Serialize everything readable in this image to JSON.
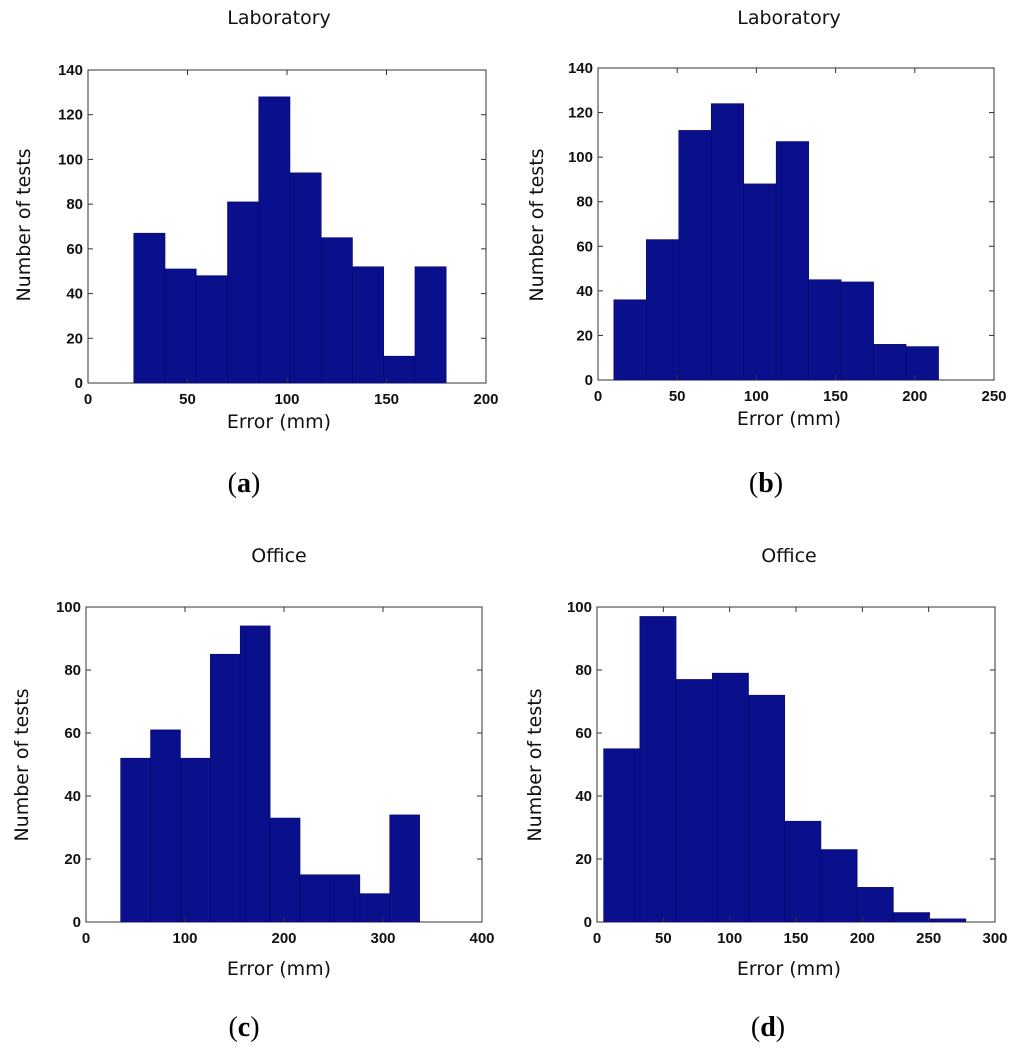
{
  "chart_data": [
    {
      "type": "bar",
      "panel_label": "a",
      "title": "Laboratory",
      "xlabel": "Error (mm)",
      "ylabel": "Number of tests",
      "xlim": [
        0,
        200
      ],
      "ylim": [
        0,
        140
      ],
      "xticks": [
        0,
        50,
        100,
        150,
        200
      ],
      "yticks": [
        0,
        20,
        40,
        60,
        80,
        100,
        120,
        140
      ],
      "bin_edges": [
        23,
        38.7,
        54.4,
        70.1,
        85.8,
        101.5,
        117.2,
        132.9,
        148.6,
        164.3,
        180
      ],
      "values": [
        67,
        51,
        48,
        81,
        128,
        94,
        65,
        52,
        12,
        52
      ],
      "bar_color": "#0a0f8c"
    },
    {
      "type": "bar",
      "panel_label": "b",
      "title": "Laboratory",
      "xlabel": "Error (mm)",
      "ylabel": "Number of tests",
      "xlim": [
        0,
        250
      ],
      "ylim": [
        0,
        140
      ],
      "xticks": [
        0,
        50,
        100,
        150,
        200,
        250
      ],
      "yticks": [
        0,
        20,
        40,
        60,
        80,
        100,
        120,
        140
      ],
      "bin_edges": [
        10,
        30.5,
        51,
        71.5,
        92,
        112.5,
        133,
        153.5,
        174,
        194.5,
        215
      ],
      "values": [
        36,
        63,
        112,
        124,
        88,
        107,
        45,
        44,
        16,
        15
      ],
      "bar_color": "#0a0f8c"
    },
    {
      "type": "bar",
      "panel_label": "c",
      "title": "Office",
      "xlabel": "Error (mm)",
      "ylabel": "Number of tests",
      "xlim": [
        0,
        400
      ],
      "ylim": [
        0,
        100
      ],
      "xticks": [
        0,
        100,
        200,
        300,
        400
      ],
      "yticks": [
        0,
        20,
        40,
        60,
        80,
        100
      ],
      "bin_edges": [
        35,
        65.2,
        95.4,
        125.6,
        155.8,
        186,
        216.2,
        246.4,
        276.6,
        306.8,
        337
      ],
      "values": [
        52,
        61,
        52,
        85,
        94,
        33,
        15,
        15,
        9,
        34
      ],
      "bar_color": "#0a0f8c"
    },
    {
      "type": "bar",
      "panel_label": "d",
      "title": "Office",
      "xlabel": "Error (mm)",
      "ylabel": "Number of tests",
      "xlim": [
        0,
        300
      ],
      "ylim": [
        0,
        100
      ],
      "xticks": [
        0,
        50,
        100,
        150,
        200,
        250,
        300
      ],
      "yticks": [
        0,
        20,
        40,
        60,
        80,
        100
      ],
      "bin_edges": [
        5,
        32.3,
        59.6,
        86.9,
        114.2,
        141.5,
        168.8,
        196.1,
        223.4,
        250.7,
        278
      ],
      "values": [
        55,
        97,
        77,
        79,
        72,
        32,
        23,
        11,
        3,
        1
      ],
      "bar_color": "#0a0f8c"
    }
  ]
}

----------------------------------------

Reproduce the entries above word for word. Pictures stay out.

TASK ANSWER =>
Serialize everything readable in this image to JSON.
{
  "chart_data": [
    {
      "type": "bar",
      "panel_label": "a",
      "title": "Laboratory",
      "xlabel": "Error (mm)",
      "ylabel": "Number of tests",
      "xlim": [
        0,
        200
      ],
      "ylim": [
        0,
        140
      ],
      "xticks": [
        0,
        50,
        100,
        150,
        200
      ],
      "yticks": [
        0,
        20,
        40,
        60,
        80,
        100,
        120,
        140
      ],
      "bin_edges": [
        23,
        38.7,
        54.4,
        70.1,
        85.8,
        101.5,
        117.2,
        132.9,
        148.6,
        164.3,
        180
      ],
      "values": [
        67,
        51,
        48,
        81,
        128,
        94,
        65,
        52,
        12,
        52
      ],
      "bar_color": "#0a0f8c"
    },
    {
      "type": "bar",
      "panel_label": "b",
      "title": "Laboratory",
      "xlabel": "Error (mm)",
      "ylabel": "Number of tests",
      "xlim": [
        0,
        250
      ],
      "ylim": [
        0,
        140
      ],
      "xticks": [
        0,
        50,
        100,
        150,
        200,
        250
      ],
      "yticks": [
        0,
        20,
        40,
        60,
        80,
        100,
        120,
        140
      ],
      "bin_edges": [
        10,
        30.5,
        51,
        71.5,
        92,
        112.5,
        133,
        153.5,
        174,
        194.5,
        215
      ],
      "values": [
        36,
        63,
        112,
        124,
        88,
        107,
        45,
        44,
        16,
        15
      ],
      "bar_color": "#0a0f8c"
    },
    {
      "type": "bar",
      "panel_label": "c",
      "title": "Office",
      "xlabel": "Error (mm)",
      "ylabel": "Number of tests",
      "xlim": [
        0,
        400
      ],
      "ylim": [
        0,
        100
      ],
      "xticks": [
        0,
        100,
        200,
        300,
        400
      ],
      "yticks": [
        0,
        20,
        40,
        60,
        80,
        100
      ],
      "bin_edges": [
        35,
        65.2,
        95.4,
        125.6,
        155.8,
        186,
        216.2,
        246.4,
        276.6,
        306.8,
        337
      ],
      "values": [
        52,
        61,
        52,
        85,
        94,
        33,
        15,
        15,
        9,
        34
      ],
      "bar_color": "#0a0f8c"
    },
    {
      "type": "bar",
      "panel_label": "d",
      "title": "Office",
      "xlabel": "Error (mm)",
      "ylabel": "Number of tests",
      "xlim": [
        0,
        300
      ],
      "ylim": [
        0,
        100
      ],
      "xticks": [
        0,
        50,
        100,
        150,
        200,
        250,
        300
      ],
      "yticks": [
        0,
        20,
        40,
        60,
        80,
        100
      ],
      "bin_edges": [
        5,
        32.3,
        59.6,
        86.9,
        114.2,
        141.5,
        168.8,
        196.1,
        223.4,
        250.7,
        278
      ],
      "values": [
        55,
        97,
        77,
        79,
        72,
        32,
        23,
        11,
        3,
        1
      ],
      "bar_color": "#0a0f8c"
    }
  ]
}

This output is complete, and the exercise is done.